→ **INPUT ROWS**
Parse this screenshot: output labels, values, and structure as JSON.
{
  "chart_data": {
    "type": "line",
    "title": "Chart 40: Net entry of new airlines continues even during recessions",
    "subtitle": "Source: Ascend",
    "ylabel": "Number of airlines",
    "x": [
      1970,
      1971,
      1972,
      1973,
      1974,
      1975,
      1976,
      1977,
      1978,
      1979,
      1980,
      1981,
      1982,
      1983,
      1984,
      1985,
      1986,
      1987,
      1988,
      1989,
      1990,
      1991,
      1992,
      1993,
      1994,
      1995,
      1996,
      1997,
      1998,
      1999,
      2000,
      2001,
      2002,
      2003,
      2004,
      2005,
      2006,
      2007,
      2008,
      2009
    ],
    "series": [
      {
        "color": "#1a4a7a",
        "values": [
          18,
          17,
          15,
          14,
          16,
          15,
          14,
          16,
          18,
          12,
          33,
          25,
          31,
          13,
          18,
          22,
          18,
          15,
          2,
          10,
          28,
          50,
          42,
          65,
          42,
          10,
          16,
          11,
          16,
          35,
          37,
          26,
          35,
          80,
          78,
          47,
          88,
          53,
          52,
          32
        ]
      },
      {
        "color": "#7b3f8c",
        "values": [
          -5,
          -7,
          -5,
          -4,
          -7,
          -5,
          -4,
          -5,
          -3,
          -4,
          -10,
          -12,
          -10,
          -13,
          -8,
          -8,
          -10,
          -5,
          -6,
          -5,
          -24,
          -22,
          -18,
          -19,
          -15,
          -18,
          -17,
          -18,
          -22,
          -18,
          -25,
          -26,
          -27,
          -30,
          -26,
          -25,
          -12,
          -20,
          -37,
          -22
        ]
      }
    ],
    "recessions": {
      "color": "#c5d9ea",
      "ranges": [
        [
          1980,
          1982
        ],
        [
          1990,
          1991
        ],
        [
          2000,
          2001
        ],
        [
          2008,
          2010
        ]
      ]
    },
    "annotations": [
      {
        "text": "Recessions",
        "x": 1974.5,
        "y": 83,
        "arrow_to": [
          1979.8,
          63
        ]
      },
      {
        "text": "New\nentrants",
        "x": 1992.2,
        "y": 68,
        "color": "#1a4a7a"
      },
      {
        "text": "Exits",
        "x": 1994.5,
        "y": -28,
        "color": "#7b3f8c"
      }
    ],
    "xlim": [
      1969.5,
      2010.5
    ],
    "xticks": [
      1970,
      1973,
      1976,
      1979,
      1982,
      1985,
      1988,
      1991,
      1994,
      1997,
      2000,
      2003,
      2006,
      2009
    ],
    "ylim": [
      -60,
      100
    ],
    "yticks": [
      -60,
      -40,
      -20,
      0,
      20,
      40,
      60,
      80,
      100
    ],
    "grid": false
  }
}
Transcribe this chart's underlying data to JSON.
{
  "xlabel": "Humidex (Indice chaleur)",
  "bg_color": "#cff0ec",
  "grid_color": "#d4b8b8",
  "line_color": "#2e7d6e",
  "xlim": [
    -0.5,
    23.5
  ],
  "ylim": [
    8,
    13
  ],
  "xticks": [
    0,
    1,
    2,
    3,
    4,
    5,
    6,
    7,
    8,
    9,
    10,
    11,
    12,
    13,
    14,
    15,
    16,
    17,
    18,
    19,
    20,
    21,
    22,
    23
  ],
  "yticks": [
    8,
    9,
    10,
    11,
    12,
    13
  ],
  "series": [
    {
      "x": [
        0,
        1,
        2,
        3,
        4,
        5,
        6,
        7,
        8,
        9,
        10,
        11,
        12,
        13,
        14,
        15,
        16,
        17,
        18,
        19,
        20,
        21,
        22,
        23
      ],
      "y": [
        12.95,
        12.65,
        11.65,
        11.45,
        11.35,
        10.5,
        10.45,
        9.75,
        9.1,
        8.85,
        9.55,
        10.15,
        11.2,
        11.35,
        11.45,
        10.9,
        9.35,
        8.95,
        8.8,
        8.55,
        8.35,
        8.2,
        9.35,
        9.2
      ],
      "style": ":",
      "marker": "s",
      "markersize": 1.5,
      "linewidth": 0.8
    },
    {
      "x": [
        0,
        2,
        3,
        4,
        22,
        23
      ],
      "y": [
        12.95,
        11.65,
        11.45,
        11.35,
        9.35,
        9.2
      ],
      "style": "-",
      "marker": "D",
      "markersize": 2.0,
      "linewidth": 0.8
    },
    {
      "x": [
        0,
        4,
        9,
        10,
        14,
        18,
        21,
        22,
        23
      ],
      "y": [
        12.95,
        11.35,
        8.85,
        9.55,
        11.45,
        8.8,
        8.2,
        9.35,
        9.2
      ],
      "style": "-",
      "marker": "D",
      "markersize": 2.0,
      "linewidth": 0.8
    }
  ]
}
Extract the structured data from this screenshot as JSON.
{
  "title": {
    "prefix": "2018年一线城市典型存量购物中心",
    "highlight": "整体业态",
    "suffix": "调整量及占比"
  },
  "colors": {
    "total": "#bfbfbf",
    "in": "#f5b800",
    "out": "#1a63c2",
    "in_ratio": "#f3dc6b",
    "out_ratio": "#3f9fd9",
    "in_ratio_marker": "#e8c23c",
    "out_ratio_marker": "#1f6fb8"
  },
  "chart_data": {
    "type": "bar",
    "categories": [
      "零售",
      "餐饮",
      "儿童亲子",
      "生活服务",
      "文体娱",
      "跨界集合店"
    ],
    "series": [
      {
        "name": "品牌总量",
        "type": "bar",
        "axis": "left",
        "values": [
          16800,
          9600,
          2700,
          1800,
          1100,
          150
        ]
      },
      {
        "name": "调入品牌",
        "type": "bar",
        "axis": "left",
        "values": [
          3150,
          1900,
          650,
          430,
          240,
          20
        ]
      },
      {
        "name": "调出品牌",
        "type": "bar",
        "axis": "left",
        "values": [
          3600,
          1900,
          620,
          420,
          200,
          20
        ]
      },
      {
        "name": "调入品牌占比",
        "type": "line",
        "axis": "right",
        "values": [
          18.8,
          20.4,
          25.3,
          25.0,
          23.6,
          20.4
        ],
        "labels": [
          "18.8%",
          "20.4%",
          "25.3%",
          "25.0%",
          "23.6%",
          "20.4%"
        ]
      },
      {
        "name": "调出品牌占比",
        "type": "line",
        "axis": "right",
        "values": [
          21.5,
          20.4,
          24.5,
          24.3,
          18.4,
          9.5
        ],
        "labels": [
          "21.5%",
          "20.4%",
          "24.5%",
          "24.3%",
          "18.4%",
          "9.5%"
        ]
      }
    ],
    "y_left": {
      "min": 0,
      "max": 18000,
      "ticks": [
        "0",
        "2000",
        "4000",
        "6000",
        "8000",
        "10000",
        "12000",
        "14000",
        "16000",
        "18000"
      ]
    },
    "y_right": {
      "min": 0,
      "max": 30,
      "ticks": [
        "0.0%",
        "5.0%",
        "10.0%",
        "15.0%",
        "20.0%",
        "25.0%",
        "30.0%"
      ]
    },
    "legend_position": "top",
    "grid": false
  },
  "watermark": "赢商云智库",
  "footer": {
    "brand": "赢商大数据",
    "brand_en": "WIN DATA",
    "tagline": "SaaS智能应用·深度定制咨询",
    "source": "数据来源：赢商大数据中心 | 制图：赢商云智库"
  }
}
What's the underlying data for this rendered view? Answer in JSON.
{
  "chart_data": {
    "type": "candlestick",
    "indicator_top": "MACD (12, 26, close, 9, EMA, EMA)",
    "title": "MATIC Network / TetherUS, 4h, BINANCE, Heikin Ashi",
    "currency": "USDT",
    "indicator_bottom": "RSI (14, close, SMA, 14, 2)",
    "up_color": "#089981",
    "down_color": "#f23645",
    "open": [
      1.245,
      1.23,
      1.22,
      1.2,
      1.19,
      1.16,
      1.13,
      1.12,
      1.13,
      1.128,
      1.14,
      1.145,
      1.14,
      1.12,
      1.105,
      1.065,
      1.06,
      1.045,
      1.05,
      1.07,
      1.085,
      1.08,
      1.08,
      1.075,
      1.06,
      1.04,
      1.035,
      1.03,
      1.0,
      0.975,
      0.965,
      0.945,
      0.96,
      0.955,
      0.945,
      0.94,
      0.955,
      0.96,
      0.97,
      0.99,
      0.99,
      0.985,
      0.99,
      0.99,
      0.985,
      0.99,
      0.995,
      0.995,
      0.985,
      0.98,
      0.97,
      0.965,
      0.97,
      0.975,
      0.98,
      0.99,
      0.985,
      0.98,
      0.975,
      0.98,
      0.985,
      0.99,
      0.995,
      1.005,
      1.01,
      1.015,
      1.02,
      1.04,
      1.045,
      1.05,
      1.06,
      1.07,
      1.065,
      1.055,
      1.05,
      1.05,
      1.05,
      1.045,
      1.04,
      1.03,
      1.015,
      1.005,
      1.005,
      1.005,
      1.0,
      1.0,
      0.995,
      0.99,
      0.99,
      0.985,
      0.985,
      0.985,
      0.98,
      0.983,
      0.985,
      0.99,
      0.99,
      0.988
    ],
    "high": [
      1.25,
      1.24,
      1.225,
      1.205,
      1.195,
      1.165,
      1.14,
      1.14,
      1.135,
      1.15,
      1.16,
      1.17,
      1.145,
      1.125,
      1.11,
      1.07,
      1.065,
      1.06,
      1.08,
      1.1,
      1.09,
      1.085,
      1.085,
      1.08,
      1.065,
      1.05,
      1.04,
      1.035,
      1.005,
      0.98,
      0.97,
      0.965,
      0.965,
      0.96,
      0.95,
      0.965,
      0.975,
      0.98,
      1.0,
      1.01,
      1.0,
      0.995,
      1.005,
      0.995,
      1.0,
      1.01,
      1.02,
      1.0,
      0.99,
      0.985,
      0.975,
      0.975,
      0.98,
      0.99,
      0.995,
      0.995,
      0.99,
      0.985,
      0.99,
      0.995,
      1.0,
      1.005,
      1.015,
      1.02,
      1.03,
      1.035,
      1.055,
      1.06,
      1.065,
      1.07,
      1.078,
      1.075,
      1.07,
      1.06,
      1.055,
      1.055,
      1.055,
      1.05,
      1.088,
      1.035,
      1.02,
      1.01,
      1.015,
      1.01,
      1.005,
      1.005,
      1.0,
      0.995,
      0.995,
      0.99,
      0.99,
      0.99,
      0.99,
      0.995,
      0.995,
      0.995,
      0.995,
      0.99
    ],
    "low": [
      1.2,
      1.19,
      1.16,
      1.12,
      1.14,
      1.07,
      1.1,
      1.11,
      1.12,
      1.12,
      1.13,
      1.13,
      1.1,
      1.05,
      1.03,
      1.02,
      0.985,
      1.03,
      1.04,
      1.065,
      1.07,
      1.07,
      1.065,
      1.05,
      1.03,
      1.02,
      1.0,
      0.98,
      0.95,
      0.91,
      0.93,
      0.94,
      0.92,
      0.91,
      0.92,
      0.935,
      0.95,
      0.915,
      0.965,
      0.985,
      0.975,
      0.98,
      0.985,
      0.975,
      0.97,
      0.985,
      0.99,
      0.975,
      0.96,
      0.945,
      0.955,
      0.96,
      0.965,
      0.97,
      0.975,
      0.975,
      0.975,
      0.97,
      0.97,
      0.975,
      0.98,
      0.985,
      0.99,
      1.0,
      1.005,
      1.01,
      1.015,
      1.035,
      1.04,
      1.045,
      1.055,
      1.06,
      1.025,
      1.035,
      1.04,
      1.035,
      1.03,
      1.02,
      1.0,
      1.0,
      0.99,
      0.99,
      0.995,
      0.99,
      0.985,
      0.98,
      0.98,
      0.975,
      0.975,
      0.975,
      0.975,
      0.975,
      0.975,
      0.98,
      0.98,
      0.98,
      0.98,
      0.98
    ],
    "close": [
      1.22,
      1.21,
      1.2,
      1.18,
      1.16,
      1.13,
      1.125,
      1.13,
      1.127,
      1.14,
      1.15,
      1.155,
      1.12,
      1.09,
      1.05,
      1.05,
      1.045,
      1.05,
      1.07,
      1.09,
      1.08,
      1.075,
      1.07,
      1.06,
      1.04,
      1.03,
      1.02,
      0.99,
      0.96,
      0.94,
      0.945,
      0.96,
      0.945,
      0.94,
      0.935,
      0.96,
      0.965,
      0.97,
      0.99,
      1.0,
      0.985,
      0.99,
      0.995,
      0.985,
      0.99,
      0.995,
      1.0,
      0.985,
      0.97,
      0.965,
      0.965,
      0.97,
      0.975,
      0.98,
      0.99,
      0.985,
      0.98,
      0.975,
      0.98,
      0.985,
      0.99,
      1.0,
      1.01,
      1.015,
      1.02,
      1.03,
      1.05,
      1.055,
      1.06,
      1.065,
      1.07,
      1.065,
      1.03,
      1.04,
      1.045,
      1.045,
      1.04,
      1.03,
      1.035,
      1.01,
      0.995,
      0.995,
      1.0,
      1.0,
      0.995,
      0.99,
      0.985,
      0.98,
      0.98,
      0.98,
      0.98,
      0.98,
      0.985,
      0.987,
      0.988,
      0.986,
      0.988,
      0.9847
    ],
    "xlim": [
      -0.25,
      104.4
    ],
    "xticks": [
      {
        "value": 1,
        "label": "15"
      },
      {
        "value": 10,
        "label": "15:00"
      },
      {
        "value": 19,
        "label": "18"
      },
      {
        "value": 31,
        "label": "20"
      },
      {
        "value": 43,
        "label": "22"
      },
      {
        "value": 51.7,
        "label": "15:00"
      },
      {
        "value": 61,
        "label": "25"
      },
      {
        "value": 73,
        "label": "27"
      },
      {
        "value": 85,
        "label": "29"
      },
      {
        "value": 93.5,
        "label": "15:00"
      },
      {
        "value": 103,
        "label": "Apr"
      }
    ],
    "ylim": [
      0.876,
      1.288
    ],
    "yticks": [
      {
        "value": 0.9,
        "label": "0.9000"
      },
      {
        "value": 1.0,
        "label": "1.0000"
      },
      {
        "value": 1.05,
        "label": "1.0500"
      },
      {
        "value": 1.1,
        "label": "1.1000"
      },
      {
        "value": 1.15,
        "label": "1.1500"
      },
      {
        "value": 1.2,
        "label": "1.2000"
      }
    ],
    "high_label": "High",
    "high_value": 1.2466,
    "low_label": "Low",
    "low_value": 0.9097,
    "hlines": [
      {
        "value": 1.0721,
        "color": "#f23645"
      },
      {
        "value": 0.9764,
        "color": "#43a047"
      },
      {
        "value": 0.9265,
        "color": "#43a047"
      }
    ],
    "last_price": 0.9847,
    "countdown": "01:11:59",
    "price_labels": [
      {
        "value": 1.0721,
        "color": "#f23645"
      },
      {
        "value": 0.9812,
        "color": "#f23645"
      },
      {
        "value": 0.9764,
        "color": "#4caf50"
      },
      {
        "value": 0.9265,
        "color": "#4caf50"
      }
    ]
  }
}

→ **WHAT TO WORK ON**
Search the data for "text". Copy every line that has it.

→ **ANSWER BELOW**
        "text": "Recessions",
        "text": "New\nentrants",
        "text": "Exits",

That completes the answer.